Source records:

═══

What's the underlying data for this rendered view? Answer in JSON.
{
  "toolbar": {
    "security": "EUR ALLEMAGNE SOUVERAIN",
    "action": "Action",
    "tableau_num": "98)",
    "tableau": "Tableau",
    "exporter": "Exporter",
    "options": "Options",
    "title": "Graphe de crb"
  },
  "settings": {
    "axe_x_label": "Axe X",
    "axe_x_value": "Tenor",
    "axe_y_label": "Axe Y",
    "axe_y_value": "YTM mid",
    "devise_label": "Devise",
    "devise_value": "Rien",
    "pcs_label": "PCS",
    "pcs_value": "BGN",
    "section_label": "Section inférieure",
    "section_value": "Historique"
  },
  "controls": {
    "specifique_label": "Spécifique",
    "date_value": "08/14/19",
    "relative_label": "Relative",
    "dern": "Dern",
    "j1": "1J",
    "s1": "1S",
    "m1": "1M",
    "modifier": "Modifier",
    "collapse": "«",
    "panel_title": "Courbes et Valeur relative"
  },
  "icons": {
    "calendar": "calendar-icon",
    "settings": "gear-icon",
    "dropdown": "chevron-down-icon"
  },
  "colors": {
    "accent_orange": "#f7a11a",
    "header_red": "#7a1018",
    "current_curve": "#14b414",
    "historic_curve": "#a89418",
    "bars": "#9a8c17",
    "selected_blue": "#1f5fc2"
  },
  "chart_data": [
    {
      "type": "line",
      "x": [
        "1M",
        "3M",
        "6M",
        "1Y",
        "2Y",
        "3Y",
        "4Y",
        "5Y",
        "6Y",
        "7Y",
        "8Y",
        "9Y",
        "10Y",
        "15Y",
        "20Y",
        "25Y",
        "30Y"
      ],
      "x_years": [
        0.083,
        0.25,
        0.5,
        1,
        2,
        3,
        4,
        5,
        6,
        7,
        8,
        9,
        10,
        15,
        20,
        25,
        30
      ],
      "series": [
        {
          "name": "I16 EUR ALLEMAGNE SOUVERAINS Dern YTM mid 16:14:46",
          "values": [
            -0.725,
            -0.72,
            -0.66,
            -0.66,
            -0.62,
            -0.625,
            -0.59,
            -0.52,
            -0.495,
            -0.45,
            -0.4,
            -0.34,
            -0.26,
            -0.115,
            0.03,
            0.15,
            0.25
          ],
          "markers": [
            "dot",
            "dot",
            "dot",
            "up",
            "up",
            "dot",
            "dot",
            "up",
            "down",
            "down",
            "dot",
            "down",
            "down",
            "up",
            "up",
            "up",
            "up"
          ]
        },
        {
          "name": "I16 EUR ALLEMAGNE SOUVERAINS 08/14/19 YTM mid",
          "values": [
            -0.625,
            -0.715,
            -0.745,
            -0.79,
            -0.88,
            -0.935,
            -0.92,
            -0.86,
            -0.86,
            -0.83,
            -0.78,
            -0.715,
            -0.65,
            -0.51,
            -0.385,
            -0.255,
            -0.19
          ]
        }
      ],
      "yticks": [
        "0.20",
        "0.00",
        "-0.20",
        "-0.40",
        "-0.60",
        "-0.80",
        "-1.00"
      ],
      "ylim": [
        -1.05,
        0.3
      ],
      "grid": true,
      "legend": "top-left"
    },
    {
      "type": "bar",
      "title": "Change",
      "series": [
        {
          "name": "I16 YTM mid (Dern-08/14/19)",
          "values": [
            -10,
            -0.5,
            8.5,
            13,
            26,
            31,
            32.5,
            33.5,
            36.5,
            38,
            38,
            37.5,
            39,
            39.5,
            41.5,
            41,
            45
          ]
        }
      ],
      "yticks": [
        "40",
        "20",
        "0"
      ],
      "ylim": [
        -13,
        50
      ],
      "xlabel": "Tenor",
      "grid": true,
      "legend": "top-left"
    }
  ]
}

═══

§ **Problem requirements**
How many lines in the listing above contain the string "SOUVERAINS"? Answer with the number only.

§ **Written response**
2